▶ _AIM_
Records follow. Select each line holding "номеру".

▶ _MATERIAL FOR THIS TASK_
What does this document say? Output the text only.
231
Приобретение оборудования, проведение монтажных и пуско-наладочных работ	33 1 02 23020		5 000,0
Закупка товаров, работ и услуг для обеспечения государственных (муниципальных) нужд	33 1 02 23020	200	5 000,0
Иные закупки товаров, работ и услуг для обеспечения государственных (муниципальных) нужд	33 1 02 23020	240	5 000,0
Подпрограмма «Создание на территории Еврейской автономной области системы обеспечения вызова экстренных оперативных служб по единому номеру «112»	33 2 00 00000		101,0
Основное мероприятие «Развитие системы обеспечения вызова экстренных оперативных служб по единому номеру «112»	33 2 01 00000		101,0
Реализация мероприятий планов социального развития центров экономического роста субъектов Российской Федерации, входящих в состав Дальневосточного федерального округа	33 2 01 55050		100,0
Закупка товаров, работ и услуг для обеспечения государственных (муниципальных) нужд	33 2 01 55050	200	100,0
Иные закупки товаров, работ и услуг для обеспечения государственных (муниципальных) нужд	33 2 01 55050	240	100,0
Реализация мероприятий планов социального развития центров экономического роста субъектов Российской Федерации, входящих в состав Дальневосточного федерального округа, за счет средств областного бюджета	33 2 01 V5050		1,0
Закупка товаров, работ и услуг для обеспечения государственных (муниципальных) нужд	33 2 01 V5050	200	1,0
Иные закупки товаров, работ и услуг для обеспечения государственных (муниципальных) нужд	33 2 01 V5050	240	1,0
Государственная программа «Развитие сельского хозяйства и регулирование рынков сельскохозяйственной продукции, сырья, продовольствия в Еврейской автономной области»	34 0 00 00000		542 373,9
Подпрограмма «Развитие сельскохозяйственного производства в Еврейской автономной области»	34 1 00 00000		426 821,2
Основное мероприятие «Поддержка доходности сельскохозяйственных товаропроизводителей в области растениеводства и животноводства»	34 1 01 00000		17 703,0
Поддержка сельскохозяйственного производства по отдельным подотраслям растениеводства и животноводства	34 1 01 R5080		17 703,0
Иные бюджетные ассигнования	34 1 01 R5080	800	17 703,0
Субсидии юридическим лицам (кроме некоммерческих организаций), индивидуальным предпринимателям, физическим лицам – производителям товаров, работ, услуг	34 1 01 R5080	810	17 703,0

▶ _ANSWER TO THIS EXERCISE_
Подпрограмма «Создание на территории Еврейской автономной области системы обеспечения вызова экстренных оперативных служб по единому номеру «112»	33 2 00 00000		101,0
Основное мероприятие «Развитие системы обеспечения вызова экстренных оперативных служб по единому номеру «112»	33 2 01 00000		101,0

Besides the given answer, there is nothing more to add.